[Stated problem A]:
Answer each question from the leadership essay:
(i) Which everyday decision topics does it list?
(ii) Which work does it quote, and who is credited with the translation?
(iii) What does it say could be even worse than making the wrong decision?
[Stated problem B]: Extract everything in the leadership essay from "David L. Fleming" down to "decision for us.", copying it exactly.
[Stated problem C]:
For each statement, say yes or no to whether it agrees with the leadership essay, and quote the words that decide it:
(i) Decision making in the Christian community is done alone.
(ii) A leader's decision making affects a whole community.
(iii) Most everyday decisions concern pastoral responsibilities.

# start of Supplied passage

Leadership as “Decision Making”

©2011 Todd Rossnagel

I know I might be stating the obvious but leaders “make decisions.” Everyday a variety of choices and options come through our lives. These choices and options do not just impact us but as congregational leaders they impact people given to our care. Our decision making affects a whole community.

We make decisions everyday. Most of these might have little to do with what we normally might call “pastoral” responsibilities. These decisions are about roofs, staff sales calls, other leaders, opportunities, and room assignments.

Then there are those times when the “decision making” is serious. People’s livelihoods are at stake, the state of their inner lives is on the line, the reputation of the body could be damaged. In these cases decision making matters and not making a decision could be even worst than making the wrong one. The leader must lead, must decide, and must carry the burden of the community’s life together.

How does the leader make such decisions? Does “decision making” matter?

The Spiritual Exercises of Ignatius of Loyola tells us:

By the grace of God, we are meant to recognize the influencing powers by evaluating those motions which are good so that we might let them give direction to our lives and those which are bad so that we might reject them or turn aside from them.

David L. Fleming from Draw Me Into Your Friendship – The Spiritual Exercises: A Literal translation & A Contemporary Reading

Decision making in the Christian community is not done alone. As a leader we lean on the practices of our community. We lean on discernment to help us “lean into” what God might be inviting us into through our decision making. The community story and its participants are also guides. The leader must surround him/herself with wise counselors and advisors to help “think through,” to assist in “testing the spirits,” to help “see God’s vision” in the decision making.

It is easy to want to do it alone, to carry the entire burden and to desire to be the savior through our decision making.

It is also easy to not want the burden of the decision making. To hide, put off, minimize, or ignore. Here we wish it would go away or we ask another to make the decision for us.

# end of Supplied passage
# start of Given entries

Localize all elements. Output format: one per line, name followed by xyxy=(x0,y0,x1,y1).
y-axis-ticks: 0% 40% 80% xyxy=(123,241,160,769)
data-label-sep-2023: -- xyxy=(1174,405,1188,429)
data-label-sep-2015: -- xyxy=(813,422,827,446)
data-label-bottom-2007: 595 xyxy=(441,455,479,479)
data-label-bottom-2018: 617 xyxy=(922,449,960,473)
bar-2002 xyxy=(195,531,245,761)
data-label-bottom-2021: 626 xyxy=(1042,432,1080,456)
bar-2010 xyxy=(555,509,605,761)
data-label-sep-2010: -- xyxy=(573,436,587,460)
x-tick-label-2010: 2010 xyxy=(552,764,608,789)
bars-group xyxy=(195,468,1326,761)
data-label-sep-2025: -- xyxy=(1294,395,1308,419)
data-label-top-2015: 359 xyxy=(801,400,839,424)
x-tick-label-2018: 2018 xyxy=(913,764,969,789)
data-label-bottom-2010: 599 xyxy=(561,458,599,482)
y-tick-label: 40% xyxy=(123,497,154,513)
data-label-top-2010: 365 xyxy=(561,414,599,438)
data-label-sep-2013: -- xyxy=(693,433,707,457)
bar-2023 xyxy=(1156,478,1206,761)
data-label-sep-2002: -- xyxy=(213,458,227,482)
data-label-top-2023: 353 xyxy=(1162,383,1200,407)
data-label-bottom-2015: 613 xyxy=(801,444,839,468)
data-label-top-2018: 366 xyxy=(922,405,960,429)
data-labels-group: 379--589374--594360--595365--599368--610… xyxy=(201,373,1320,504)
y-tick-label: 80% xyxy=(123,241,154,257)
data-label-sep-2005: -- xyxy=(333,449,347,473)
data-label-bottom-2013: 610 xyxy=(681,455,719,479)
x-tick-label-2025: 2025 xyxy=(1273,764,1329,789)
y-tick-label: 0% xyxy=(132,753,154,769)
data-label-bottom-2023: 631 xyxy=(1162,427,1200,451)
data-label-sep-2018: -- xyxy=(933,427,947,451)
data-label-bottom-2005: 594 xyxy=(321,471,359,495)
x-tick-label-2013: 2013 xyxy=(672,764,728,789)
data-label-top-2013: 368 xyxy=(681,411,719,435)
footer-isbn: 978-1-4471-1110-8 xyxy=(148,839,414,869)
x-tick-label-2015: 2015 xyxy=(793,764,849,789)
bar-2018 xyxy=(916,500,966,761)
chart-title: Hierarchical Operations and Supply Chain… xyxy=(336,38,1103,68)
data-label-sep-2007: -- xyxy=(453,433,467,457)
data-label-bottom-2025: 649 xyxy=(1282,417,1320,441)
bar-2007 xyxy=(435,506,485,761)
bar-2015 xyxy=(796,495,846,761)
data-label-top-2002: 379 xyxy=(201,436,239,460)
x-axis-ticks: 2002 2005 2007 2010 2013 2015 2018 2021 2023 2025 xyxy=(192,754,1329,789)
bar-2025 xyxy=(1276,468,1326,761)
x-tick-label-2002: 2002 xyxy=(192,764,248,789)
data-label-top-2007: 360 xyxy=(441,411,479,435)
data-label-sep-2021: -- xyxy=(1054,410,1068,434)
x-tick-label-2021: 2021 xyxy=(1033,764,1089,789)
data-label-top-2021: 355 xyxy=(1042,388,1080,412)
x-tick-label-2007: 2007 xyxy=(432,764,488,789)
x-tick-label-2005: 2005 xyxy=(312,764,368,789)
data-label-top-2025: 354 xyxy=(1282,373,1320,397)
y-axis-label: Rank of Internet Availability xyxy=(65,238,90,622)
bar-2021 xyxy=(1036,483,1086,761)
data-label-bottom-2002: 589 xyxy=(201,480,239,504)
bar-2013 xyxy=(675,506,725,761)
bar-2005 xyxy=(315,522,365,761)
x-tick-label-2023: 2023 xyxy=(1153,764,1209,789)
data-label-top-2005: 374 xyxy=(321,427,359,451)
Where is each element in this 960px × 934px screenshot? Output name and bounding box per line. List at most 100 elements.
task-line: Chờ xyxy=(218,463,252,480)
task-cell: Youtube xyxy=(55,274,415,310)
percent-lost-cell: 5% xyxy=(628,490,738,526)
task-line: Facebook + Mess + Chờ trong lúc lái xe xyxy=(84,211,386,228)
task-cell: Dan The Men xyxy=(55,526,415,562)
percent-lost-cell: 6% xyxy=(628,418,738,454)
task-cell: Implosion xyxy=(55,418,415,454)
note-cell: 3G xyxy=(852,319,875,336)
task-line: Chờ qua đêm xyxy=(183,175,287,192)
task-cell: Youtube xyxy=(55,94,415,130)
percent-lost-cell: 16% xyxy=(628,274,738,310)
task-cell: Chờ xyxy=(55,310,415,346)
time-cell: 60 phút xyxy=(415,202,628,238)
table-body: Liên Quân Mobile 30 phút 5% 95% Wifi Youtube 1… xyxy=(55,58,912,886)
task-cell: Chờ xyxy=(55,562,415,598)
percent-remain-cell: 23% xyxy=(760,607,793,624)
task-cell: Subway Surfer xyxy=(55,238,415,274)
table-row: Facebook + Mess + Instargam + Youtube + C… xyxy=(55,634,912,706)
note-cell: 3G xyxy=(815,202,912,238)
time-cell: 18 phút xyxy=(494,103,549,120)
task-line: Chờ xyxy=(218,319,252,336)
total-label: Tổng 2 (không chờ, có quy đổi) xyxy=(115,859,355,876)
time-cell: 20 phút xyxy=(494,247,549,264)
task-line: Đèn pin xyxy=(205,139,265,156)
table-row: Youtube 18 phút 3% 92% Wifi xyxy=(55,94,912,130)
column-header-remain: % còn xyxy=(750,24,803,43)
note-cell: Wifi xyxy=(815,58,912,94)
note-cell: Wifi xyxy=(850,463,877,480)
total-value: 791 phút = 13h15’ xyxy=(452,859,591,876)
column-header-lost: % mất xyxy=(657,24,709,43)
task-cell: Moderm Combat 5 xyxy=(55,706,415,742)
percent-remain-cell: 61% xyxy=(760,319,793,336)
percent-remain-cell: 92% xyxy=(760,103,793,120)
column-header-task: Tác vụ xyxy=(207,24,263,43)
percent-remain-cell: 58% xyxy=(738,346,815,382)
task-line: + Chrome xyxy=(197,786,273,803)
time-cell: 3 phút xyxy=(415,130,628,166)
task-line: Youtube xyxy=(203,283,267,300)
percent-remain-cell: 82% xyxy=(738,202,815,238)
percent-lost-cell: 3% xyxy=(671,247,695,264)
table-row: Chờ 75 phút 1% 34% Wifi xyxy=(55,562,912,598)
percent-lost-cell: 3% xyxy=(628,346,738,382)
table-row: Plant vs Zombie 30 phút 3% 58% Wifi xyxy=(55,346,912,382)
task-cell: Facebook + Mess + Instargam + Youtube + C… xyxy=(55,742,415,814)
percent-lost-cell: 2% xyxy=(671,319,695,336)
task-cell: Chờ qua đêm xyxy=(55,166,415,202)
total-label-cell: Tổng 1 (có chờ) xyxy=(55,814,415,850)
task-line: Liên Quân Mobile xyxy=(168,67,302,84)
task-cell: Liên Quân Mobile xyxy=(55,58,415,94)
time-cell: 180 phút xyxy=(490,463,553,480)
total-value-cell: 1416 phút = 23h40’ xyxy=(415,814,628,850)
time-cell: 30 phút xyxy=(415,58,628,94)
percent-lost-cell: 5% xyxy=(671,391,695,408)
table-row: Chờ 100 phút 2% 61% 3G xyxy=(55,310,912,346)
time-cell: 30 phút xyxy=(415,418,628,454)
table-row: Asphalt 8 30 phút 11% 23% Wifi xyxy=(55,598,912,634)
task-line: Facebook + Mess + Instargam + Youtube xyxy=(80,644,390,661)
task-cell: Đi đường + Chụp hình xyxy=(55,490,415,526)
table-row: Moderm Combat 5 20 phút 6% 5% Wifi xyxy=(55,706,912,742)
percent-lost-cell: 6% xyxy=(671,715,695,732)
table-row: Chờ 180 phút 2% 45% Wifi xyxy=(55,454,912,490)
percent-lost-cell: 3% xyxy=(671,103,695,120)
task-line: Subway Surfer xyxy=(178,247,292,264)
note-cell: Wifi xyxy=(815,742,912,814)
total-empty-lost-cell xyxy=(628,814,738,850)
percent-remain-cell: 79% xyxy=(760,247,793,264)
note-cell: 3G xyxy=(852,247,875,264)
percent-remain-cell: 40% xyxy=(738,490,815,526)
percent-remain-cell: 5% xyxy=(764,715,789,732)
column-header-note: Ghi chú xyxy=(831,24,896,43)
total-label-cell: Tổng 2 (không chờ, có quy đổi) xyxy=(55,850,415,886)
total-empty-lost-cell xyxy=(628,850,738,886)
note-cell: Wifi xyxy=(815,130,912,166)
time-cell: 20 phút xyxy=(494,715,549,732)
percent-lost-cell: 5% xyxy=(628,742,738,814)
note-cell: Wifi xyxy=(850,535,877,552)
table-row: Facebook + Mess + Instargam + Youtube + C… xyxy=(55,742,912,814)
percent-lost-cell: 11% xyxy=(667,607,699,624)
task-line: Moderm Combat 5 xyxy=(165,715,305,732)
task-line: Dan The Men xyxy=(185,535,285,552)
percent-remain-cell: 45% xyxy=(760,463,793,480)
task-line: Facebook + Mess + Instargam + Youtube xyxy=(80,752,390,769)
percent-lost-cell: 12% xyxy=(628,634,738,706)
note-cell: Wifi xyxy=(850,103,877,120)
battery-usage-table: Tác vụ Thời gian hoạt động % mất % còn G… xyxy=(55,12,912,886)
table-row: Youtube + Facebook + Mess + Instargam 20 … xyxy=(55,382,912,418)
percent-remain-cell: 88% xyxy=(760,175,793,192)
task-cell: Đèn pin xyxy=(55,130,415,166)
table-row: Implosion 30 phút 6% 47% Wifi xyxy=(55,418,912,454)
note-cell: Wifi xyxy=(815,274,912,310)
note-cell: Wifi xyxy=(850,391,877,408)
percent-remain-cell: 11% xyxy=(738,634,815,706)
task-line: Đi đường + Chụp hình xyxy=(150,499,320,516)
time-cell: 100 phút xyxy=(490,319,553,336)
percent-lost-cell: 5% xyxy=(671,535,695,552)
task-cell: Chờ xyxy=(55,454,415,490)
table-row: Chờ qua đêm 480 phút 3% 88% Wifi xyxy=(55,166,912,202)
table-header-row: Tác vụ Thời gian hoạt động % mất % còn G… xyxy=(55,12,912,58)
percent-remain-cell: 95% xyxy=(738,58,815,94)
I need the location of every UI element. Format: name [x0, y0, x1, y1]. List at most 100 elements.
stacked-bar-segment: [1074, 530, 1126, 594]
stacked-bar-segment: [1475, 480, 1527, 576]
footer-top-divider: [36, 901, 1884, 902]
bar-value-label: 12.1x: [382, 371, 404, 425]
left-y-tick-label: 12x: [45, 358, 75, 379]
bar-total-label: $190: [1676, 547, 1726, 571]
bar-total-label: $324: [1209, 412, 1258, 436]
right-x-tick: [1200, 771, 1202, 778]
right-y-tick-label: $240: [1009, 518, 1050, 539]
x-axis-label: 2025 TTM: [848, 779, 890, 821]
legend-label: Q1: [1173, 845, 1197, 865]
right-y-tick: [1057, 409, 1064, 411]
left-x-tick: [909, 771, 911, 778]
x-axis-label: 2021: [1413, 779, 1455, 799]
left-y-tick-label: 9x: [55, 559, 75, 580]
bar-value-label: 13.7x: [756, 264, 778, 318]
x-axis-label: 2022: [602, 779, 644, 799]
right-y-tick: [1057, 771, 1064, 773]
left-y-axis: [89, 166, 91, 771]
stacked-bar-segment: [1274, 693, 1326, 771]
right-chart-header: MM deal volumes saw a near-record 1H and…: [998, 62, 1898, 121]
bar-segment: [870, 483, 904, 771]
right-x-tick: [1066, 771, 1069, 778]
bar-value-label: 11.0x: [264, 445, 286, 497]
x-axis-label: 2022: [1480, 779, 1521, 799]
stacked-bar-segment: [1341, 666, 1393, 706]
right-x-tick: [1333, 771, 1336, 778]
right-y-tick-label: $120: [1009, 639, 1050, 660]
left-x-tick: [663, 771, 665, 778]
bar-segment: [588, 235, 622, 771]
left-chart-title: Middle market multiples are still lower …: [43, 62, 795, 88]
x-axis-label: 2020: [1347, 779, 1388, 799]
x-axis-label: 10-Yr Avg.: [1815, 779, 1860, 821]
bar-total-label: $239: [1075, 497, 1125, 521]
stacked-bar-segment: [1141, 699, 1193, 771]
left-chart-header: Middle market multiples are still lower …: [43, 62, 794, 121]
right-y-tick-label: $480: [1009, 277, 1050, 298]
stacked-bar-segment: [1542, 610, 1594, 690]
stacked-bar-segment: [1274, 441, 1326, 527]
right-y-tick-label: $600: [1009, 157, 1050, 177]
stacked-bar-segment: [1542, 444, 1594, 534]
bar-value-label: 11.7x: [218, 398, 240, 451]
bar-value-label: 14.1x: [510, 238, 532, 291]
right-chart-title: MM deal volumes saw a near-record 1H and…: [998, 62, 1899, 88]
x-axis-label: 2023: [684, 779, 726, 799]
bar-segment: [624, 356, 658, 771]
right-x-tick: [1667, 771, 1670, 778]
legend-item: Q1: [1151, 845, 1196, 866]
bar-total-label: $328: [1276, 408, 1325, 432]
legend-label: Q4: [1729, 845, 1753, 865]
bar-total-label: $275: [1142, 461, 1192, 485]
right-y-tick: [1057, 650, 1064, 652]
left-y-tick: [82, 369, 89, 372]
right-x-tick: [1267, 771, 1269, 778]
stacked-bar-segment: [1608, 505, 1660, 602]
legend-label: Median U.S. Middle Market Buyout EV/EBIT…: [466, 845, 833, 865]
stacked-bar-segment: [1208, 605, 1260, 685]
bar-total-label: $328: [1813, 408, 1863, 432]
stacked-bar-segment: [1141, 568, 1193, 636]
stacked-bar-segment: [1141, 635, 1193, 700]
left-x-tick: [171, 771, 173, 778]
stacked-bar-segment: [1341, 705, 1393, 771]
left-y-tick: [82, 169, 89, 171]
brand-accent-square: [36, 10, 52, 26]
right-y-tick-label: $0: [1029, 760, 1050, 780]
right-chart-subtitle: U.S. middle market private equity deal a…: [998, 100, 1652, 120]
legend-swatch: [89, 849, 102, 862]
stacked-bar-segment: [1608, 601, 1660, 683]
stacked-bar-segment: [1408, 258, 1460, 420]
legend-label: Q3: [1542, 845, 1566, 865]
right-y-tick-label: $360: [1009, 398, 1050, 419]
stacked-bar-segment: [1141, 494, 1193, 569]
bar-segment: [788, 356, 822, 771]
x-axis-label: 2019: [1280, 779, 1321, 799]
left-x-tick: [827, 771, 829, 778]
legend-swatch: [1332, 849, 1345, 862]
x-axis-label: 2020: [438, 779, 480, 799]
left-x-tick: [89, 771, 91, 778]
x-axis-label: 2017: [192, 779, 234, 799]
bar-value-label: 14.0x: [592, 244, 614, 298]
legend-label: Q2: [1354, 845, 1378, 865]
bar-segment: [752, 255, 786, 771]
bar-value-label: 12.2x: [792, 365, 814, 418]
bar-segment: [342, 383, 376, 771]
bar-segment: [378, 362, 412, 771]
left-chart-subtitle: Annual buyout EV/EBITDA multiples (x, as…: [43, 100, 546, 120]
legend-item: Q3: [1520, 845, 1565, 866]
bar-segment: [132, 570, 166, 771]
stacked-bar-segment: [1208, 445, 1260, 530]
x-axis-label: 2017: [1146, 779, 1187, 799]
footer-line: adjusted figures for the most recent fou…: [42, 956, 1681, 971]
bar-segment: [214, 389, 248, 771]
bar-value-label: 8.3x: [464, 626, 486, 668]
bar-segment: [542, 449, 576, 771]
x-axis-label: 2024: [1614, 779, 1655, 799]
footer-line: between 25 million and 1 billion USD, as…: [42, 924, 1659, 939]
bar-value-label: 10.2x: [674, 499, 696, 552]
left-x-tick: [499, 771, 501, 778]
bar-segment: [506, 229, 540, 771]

# end of Given entries

[Correct response A]:
(i) Roofs, staff sales calls, other leaders, opportunities, and room assignments.
(ii) The Spiritual Exercises of Ignatius of Loyola, credited to David L. Fleming.
(iii) Not making a decision.

[Correct response B]:
David L. Fleming from Draw Me Into Your Friendship – The Spiritual Exercises: A Literal translation & A Contemporary Reading

Decision making in the Christian community is not done alone. As a leader we lean on the practices of our community. We lean on discernment to help us “lean into” what God might be inviting us into through our decision making. The community story and its participants are also guides. The leader must surround him/herself with wise counselors and advisors to help “think through,” to assist in “testing the spirits,” to help “see God’s vision” in the decision making.

It is easy to want to do it alone, to carry the entire burden and to desire to be the savior through our decision making.

It is also easy to not want the burden of the decision making. To hide, put off, minimize, or ignore. Here we wish it would go away or we ask another to make the decision for us.

[Correct response C]:
(i) No: "Decision making in the Christian community is not done alone."
(ii) Yes: "Our decision making affects a whole community."
(iii) No: "Most of these might have little to do with what we normally might call “pastoral” responsibilities."